Dataset entries on figures:
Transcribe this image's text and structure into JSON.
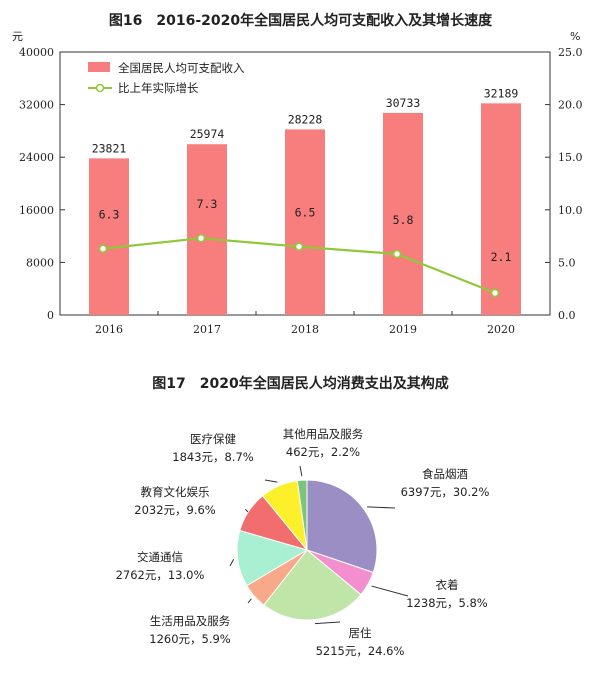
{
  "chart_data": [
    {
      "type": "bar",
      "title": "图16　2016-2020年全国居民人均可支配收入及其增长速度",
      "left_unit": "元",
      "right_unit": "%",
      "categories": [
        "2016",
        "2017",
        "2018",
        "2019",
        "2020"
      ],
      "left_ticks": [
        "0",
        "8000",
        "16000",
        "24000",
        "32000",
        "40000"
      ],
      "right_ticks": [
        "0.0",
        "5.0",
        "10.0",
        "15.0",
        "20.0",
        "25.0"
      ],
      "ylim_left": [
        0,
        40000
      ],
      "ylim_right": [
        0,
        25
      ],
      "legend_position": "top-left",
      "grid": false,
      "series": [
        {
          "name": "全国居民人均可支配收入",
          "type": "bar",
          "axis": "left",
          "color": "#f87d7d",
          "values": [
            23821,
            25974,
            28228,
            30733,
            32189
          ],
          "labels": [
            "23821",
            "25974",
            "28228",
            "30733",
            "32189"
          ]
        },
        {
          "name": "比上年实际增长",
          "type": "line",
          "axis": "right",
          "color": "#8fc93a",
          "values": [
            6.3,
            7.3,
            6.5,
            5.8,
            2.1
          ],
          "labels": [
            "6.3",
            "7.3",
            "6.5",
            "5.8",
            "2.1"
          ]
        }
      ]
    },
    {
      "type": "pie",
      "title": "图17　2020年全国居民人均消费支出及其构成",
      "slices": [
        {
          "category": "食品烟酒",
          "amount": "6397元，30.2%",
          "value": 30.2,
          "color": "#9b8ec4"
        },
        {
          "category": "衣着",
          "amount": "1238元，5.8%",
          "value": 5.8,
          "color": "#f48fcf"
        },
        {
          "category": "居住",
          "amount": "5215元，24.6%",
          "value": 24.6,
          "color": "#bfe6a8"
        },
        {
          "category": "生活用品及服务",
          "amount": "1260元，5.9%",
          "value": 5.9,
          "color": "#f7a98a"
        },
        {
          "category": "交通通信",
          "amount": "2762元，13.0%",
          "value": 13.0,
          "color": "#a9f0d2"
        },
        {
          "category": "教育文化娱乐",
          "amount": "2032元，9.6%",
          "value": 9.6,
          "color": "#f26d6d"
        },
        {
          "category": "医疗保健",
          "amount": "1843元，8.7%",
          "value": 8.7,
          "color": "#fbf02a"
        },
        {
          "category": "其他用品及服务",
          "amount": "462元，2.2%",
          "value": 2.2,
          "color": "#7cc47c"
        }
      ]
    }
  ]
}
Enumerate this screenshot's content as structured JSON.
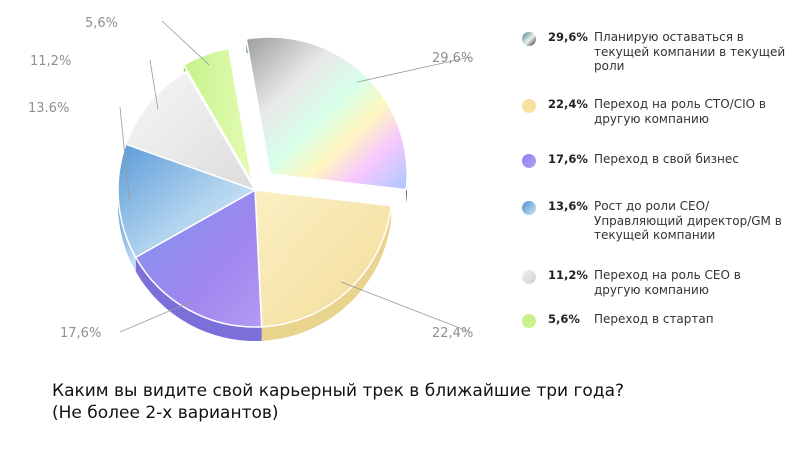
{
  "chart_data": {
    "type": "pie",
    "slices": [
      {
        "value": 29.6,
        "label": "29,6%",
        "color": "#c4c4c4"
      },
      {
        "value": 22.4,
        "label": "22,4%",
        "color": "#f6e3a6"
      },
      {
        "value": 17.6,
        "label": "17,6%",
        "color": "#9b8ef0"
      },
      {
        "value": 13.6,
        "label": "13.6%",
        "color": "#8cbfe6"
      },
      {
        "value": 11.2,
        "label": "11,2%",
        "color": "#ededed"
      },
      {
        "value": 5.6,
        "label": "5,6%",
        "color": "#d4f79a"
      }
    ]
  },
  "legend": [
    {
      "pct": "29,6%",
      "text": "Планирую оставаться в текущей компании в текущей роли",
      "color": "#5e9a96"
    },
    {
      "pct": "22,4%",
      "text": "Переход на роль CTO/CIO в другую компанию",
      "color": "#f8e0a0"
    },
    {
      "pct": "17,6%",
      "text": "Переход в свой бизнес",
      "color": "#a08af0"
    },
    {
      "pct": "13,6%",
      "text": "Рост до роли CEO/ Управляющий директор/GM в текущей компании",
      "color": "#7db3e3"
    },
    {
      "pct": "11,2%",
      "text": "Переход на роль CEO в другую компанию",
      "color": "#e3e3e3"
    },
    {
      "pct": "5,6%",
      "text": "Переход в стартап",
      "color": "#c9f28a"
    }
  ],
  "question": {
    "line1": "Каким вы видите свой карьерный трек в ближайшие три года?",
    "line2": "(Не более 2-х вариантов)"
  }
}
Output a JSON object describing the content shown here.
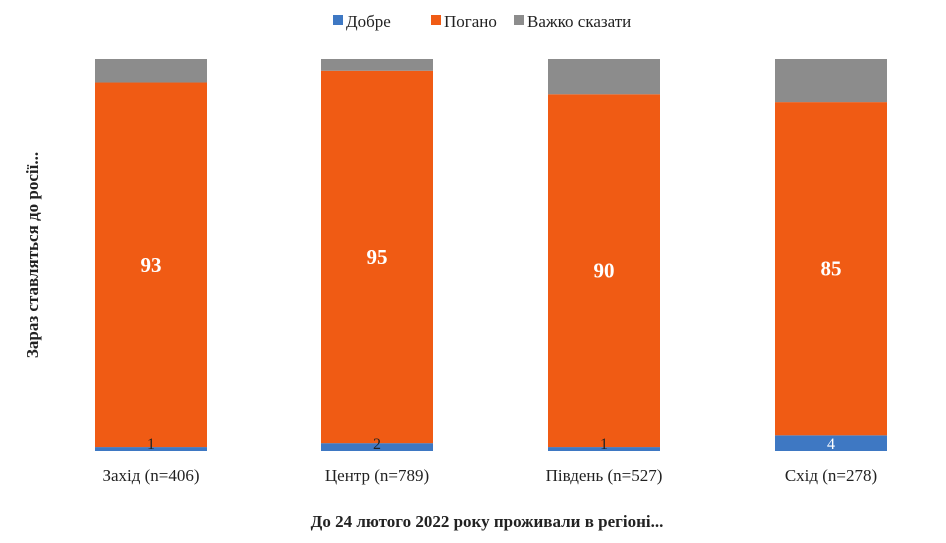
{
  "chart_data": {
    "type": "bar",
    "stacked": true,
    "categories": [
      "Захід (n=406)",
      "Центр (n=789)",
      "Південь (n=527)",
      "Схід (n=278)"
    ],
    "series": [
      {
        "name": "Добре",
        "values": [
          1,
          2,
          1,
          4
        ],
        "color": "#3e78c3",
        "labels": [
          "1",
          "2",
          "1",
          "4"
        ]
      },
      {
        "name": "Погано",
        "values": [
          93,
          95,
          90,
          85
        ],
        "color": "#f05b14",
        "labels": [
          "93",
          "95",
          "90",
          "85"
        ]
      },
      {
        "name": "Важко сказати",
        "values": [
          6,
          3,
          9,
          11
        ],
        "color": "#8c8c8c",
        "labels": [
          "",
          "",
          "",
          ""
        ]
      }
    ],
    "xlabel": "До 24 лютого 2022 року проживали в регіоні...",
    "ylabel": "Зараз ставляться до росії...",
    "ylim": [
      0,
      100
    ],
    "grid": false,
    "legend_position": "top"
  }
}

Do this
From the material above, reproduce everything verbatim except the pictures.

Finished exercise
Transcribe this image's text and structure into JSON.
{
  "chart_data": [
    {
      "type": "bar",
      "title": "图16　2016-2020年全国居民人均可支配收入及其增长速度",
      "left_unit": "元",
      "right_unit": "%",
      "categories": [
        "2016",
        "2017",
        "2018",
        "2019",
        "2020"
      ],
      "left_ticks": [
        "0",
        "8000",
        "16000",
        "24000",
        "32000",
        "40000"
      ],
      "right_ticks": [
        "0.0",
        "5.0",
        "10.0",
        "15.0",
        "20.0",
        "25.0"
      ],
      "ylim_left": [
        0,
        40000
      ],
      "ylim_right": [
        0,
        25
      ],
      "legend_position": "top-left",
      "grid": false,
      "series": [
        {
          "name": "全国居民人均可支配收入",
          "type": "bar",
          "axis": "left",
          "color": "#f87d7d",
          "values": [
            23821,
            25974,
            28228,
            30733,
            32189
          ],
          "labels": [
            "23821",
            "25974",
            "28228",
            "30733",
            "32189"
          ]
        },
        {
          "name": "比上年实际增长",
          "type": "line",
          "axis": "right",
          "color": "#8fc93a",
          "values": [
            6.3,
            7.3,
            6.5,
            5.8,
            2.1
          ],
          "labels": [
            "6.3",
            "7.3",
            "6.5",
            "5.8",
            "2.1"
          ]
        }
      ]
    },
    {
      "type": "pie",
      "title": "图17　2020年全国居民人均消费支出及其构成",
      "slices": [
        {
          "category": "食品烟酒",
          "amount": "6397元，30.2%",
          "value": 30.2,
          "color": "#9b8ec4"
        },
        {
          "category": "衣着",
          "amount": "1238元，5.8%",
          "value": 5.8,
          "color": "#f48fcf"
        },
        {
          "category": "居住",
          "amount": "5215元，24.6%",
          "value": 24.6,
          "color": "#bfe6a8"
        },
        {
          "category": "生活用品及服务",
          "amount": "1260元，5.9%",
          "value": 5.9,
          "color": "#f7a98a"
        },
        {
          "category": "交通通信",
          "amount": "2762元，13.0%",
          "value": 13.0,
          "color": "#a9f0d2"
        },
        {
          "category": "教育文化娱乐",
          "amount": "2032元，9.6%",
          "value": 9.6,
          "color": "#f26d6d"
        },
        {
          "category": "医疗保健",
          "amount": "1843元，8.7%",
          "value": 8.7,
          "color": "#fbf02a"
        },
        {
          "category": "其他用品及服务",
          "amount": "462元，2.2%",
          "value": 2.2,
          "color": "#7cc47c"
        }
      ]
    }
  ]
}
Enumerate this screenshot's content as structured JSON.
{
  "chart_data": {
    "type": "pie",
    "slices": [
      {
        "value": 29.6,
        "label": "29,6%",
        "color": "#c4c4c4"
      },
      {
        "value": 22.4,
        "label": "22,4%",
        "color": "#f6e3a6"
      },
      {
        "value": 17.6,
        "label": "17,6%",
        "color": "#9b8ef0"
      },
      {
        "value": 13.6,
        "label": "13.6%",
        "color": "#8cbfe6"
      },
      {
        "value": 11.2,
        "label": "11,2%",
        "color": "#ededed"
      },
      {
        "value": 5.6,
        "label": "5,6%",
        "color": "#d4f79a"
      }
    ]
  },
  "legend": [
    {
      "pct": "29,6%",
      "text": "Планирую оставаться в текущей компании в текущей роли",
      "color": "#5e9a96"
    },
    {
      "pct": "22,4%",
      "text": "Переход на роль CTO/CIO в другую компанию",
      "color": "#f8e0a0"
    },
    {
      "pct": "17,6%",
      "text": "Переход в свой бизнес",
      "color": "#a08af0"
    },
    {
      "pct": "13,6%",
      "text": "Рост до роли CEO/ Управляющий директор/GM в текущей компании",
      "color": "#7db3e3"
    },
    {
      "pct": "11,2%",
      "text": "Переход на роль CEO в другую компанию",
      "color": "#e3e3e3"
    },
    {
      "pct": "5,6%",
      "text": "Переход в стартап",
      "color": "#c9f28a"
    }
  ],
  "question": {
    "line1": "Каким вы видите свой карьерный трек в ближайшие три года?",
    "line2": "(Не более 2-х вариантов)"
  }
}
Output a JSON object describing the content shown here.
{
  "chart_data": {
    "type": "bar",
    "stacked": true,
    "categories": [
      "Захід (n=406)",
      "Центр (n=789)",
      "Південь (n=527)",
      "Схід (n=278)"
    ],
    "series": [
      {
        "name": "Добре",
        "values": [
          1,
          2,
          1,
          4
        ],
        "color": "#3e78c3",
        "labels": [
          "1",
          "2",
          "1",
          "4"
        ]
      },
      {
        "name": "Погано",
        "values": [
          93,
          95,
          90,
          85
        ],
        "color": "#f05b14",
        "labels": [
          "93",
          "95",
          "90",
          "85"
        ]
      },
      {
        "name": "Важко сказати",
        "values": [
          6,
          3,
          9,
          11
        ],
        "color": "#8c8c8c",
        "labels": [
          "",
          "",
          "",
          ""
        ]
      }
    ],
    "xlabel": "До 24 лютого 2022 року проживали в регіоні...",
    "ylabel": "Зараз ставляться до росії...",
    "ylim": [
      0,
      100
    ],
    "grid": false,
    "legend_position": "top"
  }
}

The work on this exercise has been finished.